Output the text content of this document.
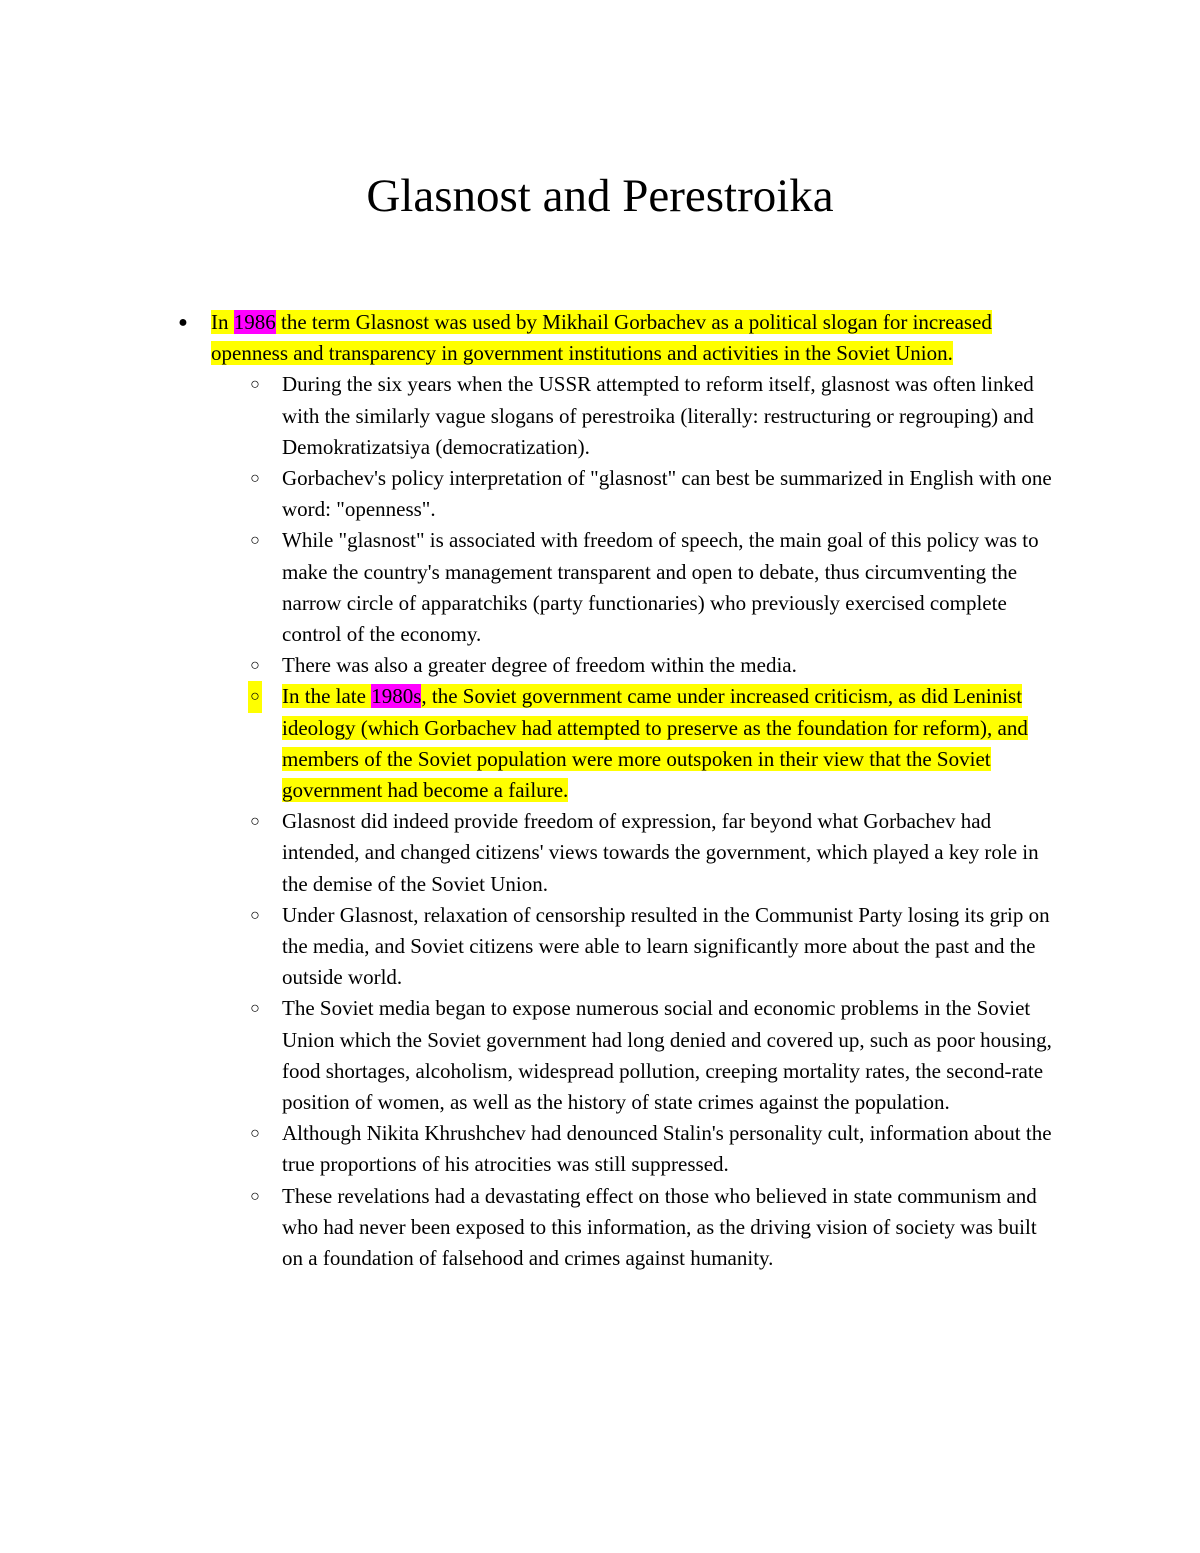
Glasnost and Perestroika
● In 1986 the term Glasnost was used by Mikhail Gorbachev as a political slogan for increased openness and transparency in government institutions and activities in the Soviet Union.
○ During the six years when the USSR attempted to reform itself, glasnost was often linked with the similarly vague slogans of perestroika (literally: restructuring or regrouping) and Demokratizatsiya (democratization).
○ Gorbachev's policy interpretation of "glasnost" can best be summarized in English with one word: "openness".
○ While "glasnost" is associated with freedom of speech, the main goal of this policy was to make the country's management transparent and open to debate, thus circumventing the narrow circle of apparatchiks (party functionaries) who previously exercised complete control of the economy.
○ There was also a greater degree of freedom within the media.
○ In the late 1980s, the Soviet government came under increased criticism, as did Leninist ideology (which Gorbachev had attempted to preserve as the foundation for reform), and members of the Soviet population were more outspoken in their view that the Soviet government had become a failure.
○ Glasnost did indeed provide freedom of expression, far beyond what Gorbachev had intended, and changed citizens' views towards the government, which played a key role in the demise of the Soviet Union.
○ Under Glasnost, relaxation of censorship resulted in the Communist Party losing its grip on the media, and Soviet citizens were able to learn significantly more about the past and the outside world.
○ The Soviet media began to expose numerous social and economic problems in the Soviet Union which the Soviet government had long denied and covered up, such as poor housing, food shortages, alcoholism, widespread pollution, creeping mortality rates, the second-rate position of women, as well as the history of state crimes against the population.
○ Although Nikita Khrushchev had denounced Stalin's personality cult, information about the true proportions of his atrocities was still suppressed.
○ These revelations had a devastating effect on those who believed in state communism and who had never been exposed to this information, as the driving vision of society was built on a foundation of falsehood and crimes against humanity.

+ + + + + + +

Exercise aim:
Consider the entries above and return each line with the string "state".

Answer to the exercise:
○ The Soviet media began to expose numerous social and economic problems in the Soviet Union which the Soviet government had long denied and covered up, such as poor housing, food shortages, alcoholism, widespread pollution, creeping mortality rates, the second-rate position of women, as well as the history of state crimes against the population.
○ These revelations had a devastating effect on those who believed in state communism and who had never been exposed to this information, as the driving vision of society was built on a foundation of falsehood and crimes against humanity.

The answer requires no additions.